Required task =>
Look through the records that follow. Copy every line containing the word "oben".
[start Supplied information]
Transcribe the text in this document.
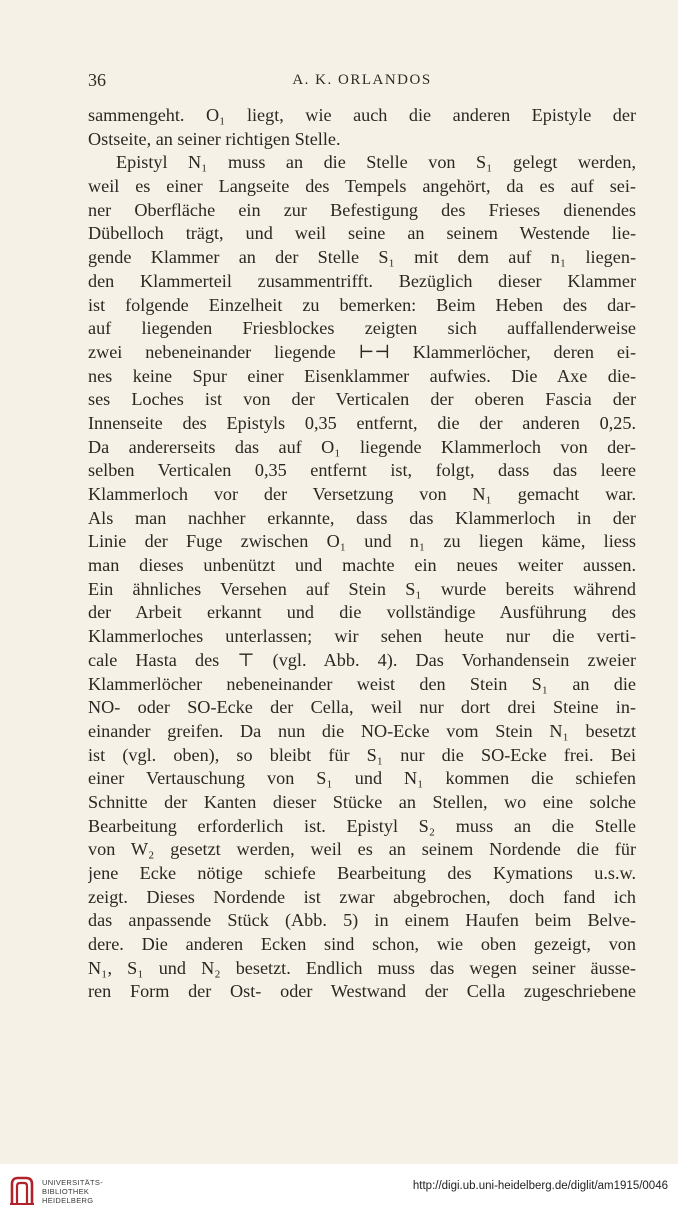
36	A. K. ORLANDOS
sammengeht. O₁ liegt, wie auch die anderen Epistyle der
Ostseite, an seiner richtigen Stelle.
Epistyl N₁ muss an die Stelle von S₁ gelegt werden,
weil es einer Langseite des Tempels angehört, da es auf sei-
ner Oberfläche ein zur Befestigung des Frieses dienendes
Dübelloch trägt, und weil seine an seinem Westende lie-
gende Klammer an der Stelle S₁ mit dem auf n₁ liegen-
den Klammerteil zusammentrifft. Bezüglich dieser Klammer
ist folgende Einzelheit zu bemerken: Beim Heben des dar-
auf liegenden Friesblockes zeigten sich auffallenderweise
zwei nebeneinander liegende ⊢⊣ Klammerlöcher, deren ei-
nes keine Spur einer Eisenklammer aufwies. Die Axe die-
ses Loches ist von der Verticalen der oberen Fascia der
Innenseite des Epistyls 0,35 entfernt, die der anderen 0,25.
Da andererseits das auf O₁ liegende Klammerloch von der-
selben Verticalen 0,35 entfernt ist, folgt, dass das leere
Klammerloch vor der Versetzung von N₁ gemacht war.
Als man nachher erkannte, dass das Klammerloch in der
Linie der Fuge zwischen O₁ und n₁ zu liegen käme, liess
man dieses unbenützt und machte ein neues weiter aussen.
Ein ähnliches Versehen auf Stein S₁ wurde bereits während
der Arbeit erkannt und die vollständige Ausführung des
Klammerloches unterlassen; wir sehen heute nur die verti-
cale Hasta des ⊤ (vgl. Abb. 4). Das Vorhandensein zweier
Klammerlöcher nebeneinander weist den Stein S₁ an die
NO- oder SO-Ecke der Cella, weil nur dort drei Steine in-
einander greifen. Da nun die NO-Ecke vom Stein N₁ besetzt
ist (vgl. oben), so bleibt für S₁ nur die SO-Ecke frei. Bei
einer Vertauschung von S₁ und N₁ kommen die schiefen
Schnitte der Kanten dieser Stücke an Stellen, wo eine solche
Bearbeitung erforderlich ist. Epistyl S₂ muss an die Stelle
von W₂ gesetzt werden, weil es an seinem Nordende die für
jene Ecke nötige schiefe Bearbeitung des Kymations u.s.w.
zeigt. Dieses Nordende ist zwar abgebrochen, doch fand ich
das anpassende Stück (Abb. 5) in einem Haufen beim Belve-
dere. Die anderen Ecken sind schon, wie oben gezeigt, von
N₁, S₁ und N₂ besetzt. Endlich muss das wegen seiner äusse-
ren Form der Ost- oder Westwand der Cella zugeschriebene
UNIVERSITÄTS-
BIBLIOTHEK
HEIDELBERG
http://digi.ub.uni-heidelberg.de/diglit/am1915/0046
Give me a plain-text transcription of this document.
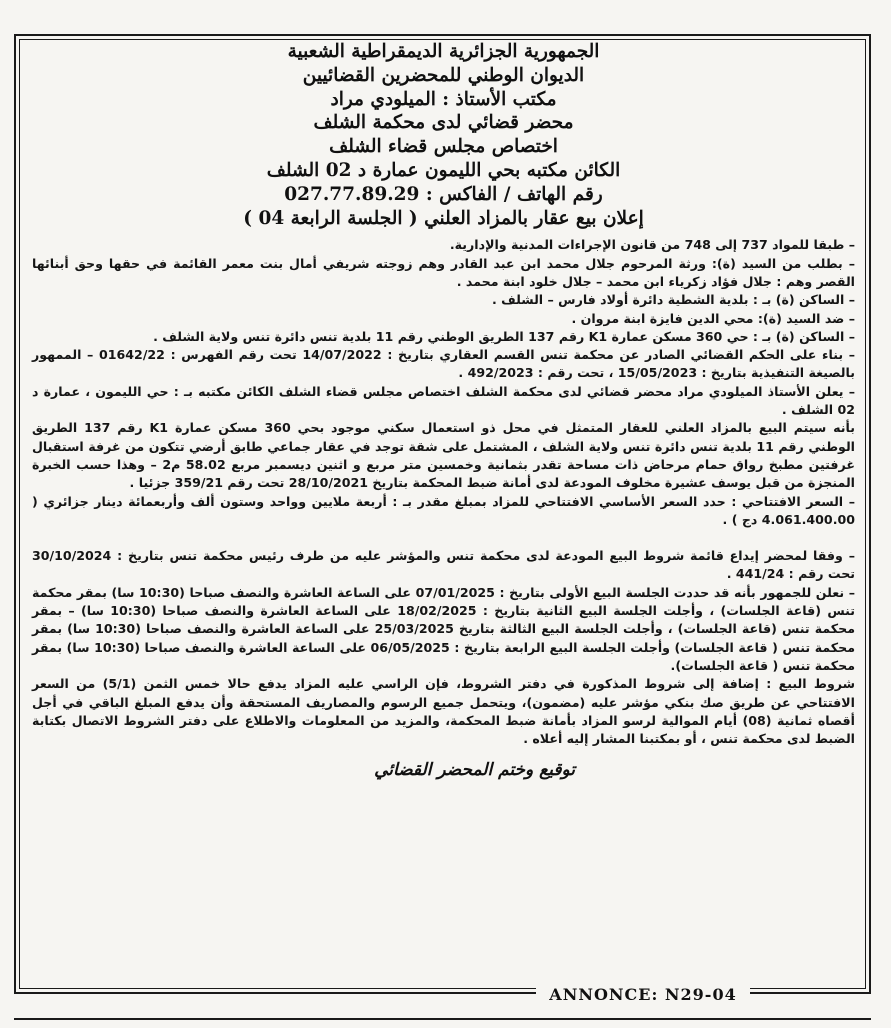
الجمهورية الجزائرية الديمقراطية الشعبية
الديوان الوطني للمحضرين القضائيين
مكتب الأستاذ : الميلودي مراد
محضر قضائي لدى محكمة الشلف
اختصاص مجلس قضاء الشلف
الكائن مكتبه بحي الليمون عمارة د 02 الشلف
رقم الهاتف / الفاكس : 027.77.89.29
إعلان بيع عقار بالمزاد العلني ( الجلسة الرابعة 04 )

– طبقا للمواد 737 إلى 748 من قانون الإجراءات المدنية والإدارية.

– بطلب من السيد (ة): ورثة المرحوم جلال محمد ابن عبد القادر وهم زوجته شريفي أمال بنت معمر القائمة في حقها وحق أبنائها القصر وهم : جلال فؤاد زكرياء ابن محمد – جلال خلود ابنة محمد .

– الساكن (ة) بـ : بلدية الشطية دائرة أولاد فارس – الشلف .

– ضد السيد (ة): محي الدين فايزة ابنة مروان .

– الساكن (ة) بـ : حي 360 مسكن عمارة K1 رقم 137 الطريق الوطني رقم 11 بلدية تنس دائرة تنس ولاية الشلف .

– بناء على الحكم القضائي الصادر عن محكمة تنس القسم العقاري بتاريخ : 14/07/2022 تحت رقم الفهرس : 01642/22 – الممهور بالصيغة التنفيذية بتاريخ : 15/05/2023 ، تحت رقم : 492/2023 .

– يعلن الأستاذ الميلودي مراد محضر قضائي لدى محكمة الشلف اختصاص مجلس قضاء الشلف الكائن مكتبه بـ : حي الليمون ، عمارة د 02 الشلف .

بأنه سيتم البيع بالمزاد العلني للعقار المتمثل في محل ذو استعمال سكني موجود بحي 360 مسكن عمارة K1 رقم 137 الطريق الوطني رقم 11 بلدية تنس دائرة تنس ولاية الشلف ، المشتمل على شقة توجد في عقار جماعي طابق أرضي تتكون من غرفة استقبال غرفتين مطبخ رواق حمام مرحاض ذات مساحة تقدر بثمانية وخمسين متر مربع و اثنين ديسمبر مربع 58.02 م2 – وهذا حسب الخبرة المنجزة من قبل يوسف عشيرة مخلوف المودعة لدى أمانة ضبط المحكمة بتاريخ 28/10/2021 تحت رقم 359/21 جزئيا .

– السعر الافتتاحي : حدد السعر الأساسي الافتتاحي للمزاد بمبلغ مقدر بـ : أربعة ملايين وواحد وستون ألف وأربعمائة دينار جزائري ( 4.061.400.00 دج ) .

– وفقا لمحضر إيداع قائمة شروط البيع المودعة لدى محكمة تنس والمؤشر عليه من طرف رئيس محكمة تنس بتاريخ : 30/10/2024 تحت رقم : 441/24 .

– نعلن للجمهور بأنه قد حددت الجلسة البيع الأولى بتاريخ : 07/01/2025 على الساعة العاشرة والنصف صباحا (10:30 سا) بمقر محكمة تنس (قاعة الجلسات) ، وأجلت الجلسة البيع الثانية بتاريخ : 18/02/2025 على الساعة العاشرة والنصف صباحا (10:30 سا) – بمقر محكمة تنس (قاعة الجلسات) ، وأجلت الجلسة البيع الثالثة بتاريخ 25/03/2025 على الساعة العاشرة والنصف صباحا (10:30 سا) بمقر محكمة تنس ( قاعة الجلسات) وأجلت الجلسة البيع الرابعة بتاريخ : 06/05/2025 على الساعة العاشرة والنصف صباحا (10:30 سا) بمقر محكمة تنس ( قاعة الجلسات).

شروط البيع : إضافة إلى شروط المذكورة في دفتر الشروط، فإن الراسي عليه المزاد يدفع حالا خمس الثمن (5/1) من السعر الافتتاحي عن طريق صك بنكي مؤشر عليه (مضمون)، ويتحمل جميع الرسوم والمصاريف المستحقة وأن يدفع المبلغ الباقي في أجل أقصاه ثمانية (08) أيام الموالية لرسو المزاد بأمانة ضبط المحكمة، والمزيد من المعلومات والاطلاع على دفتر الشروط الاتصال بكتابة الضبط لدى محكمة تنس ، أو بمكتبنا المشار إليه أعلاه .

توقيع وختم المحضر القضائي
ANNONCE: N29-04
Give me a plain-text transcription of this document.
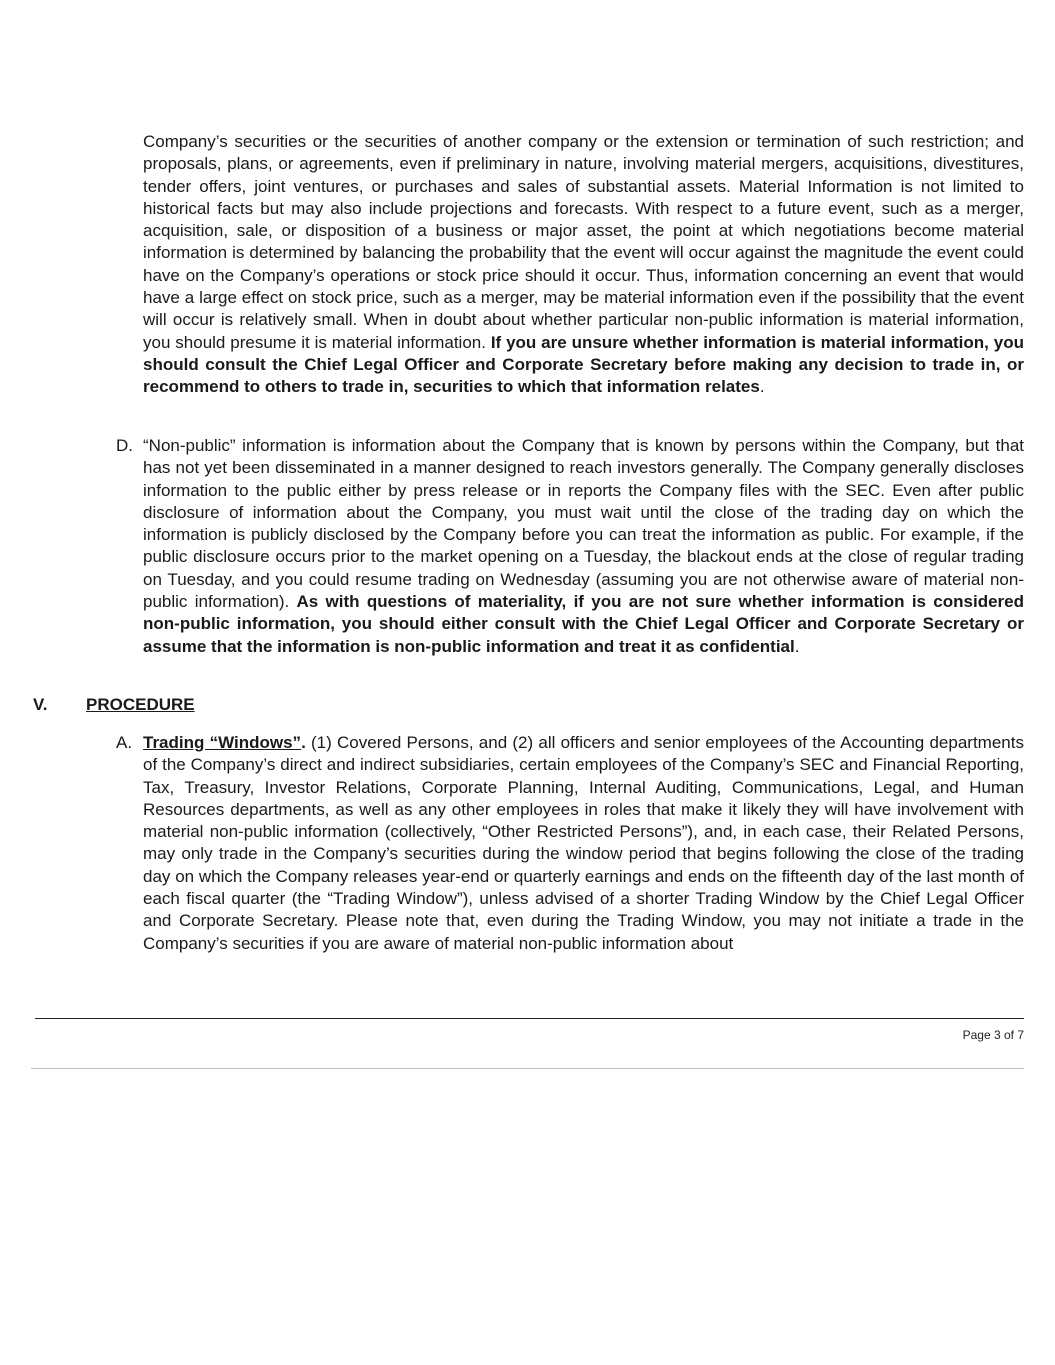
Company’s securities or the securities of another company or the extension or termination of such restriction; and proposals, plans, or agreements, even if preliminary in nature, involving material mergers, acquisitions, divestitures, tender offers, joint ventures, or purchases and sales of substantial assets. Material Information is not limited to historical facts but may also include projections and forecasts. With respect to a future event, such as a merger, acquisition, sale, or disposition of a business or major asset, the point at which negotiations become material information is determined by balancing the probability that the event will occur against the magnitude the event could have on the Company’s operations or stock price should it occur. Thus, information concerning an event that would have a large effect on stock price, such as a merger, may be material information even if the possibility that the event will occur is relatively small. When in doubt about whether particular non-public information is material information, you should presume it is material information. If you are unsure whether information is material information, you should consult the Chief Legal Officer and Corporate Secretary before making any decision to trade in, or recommend to others to trade in, securities to which that information relates.

D. “Non-public” information is information about the Company that is known by persons within the Company, but that has not yet been disseminated in a manner designed to reach investors generally. The Company generally discloses information to the public either by press release or in reports the Company files with the SEC. Even after public disclosure of information about the Company, you must wait until the close of the trading day on which the information is publicly disclosed by the Company before you can treat the information as public. For example, if the public disclosure occurs prior to the market opening on a Tuesday, the blackout ends at the close of regular trading on Tuesday, and you could resume trading on Wednesday (assuming you are not otherwise aware of material non-public information). As with questions of materiality, if you are not sure whether information is considered non-public information, you should either consult with the Chief Legal Officer and Corporate Secretary or assume that the information is non-public information and treat it as confidential.

V. PROCEDURE
A. Trading “Windows”. (1) Covered Persons, and (2) all officers and senior employees of the Accounting departments of the Company’s direct and indirect subsidiaries, certain employees of the Company’s SEC and Financial Reporting, Tax, Treasury, Investor Relations, Corporate Planning, Internal Auditing, Communications, Legal, and Human Resources departments, as well as any other employees in roles that make it likely they will have involvement with material non-public information (collectively, “Other Restricted Persons”), and, in each case, their Related Persons, may only trade in the Company’s securities during the window period that begins following the close of the trading day on which the Company releases year-end or quarterly earnings and ends on the fifteenth day of the last month of each fiscal quarter (the “Trading Window”), unless advised of a shorter Trading Window by the Chief Legal Officer and Corporate Secretary. Please note that, even during the Trading Window, you may not initiate a trade in the Company’s securities if you are aware of material non-public information about

Page 3 of 7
[end Supplied information]
Solution to the problem =>
ist (vgl. oben), so bleibt für S₁ nur die SO-Ecke frei. Bei
dere. Die anderen Ecken sind schon, wie oben gezeigt, von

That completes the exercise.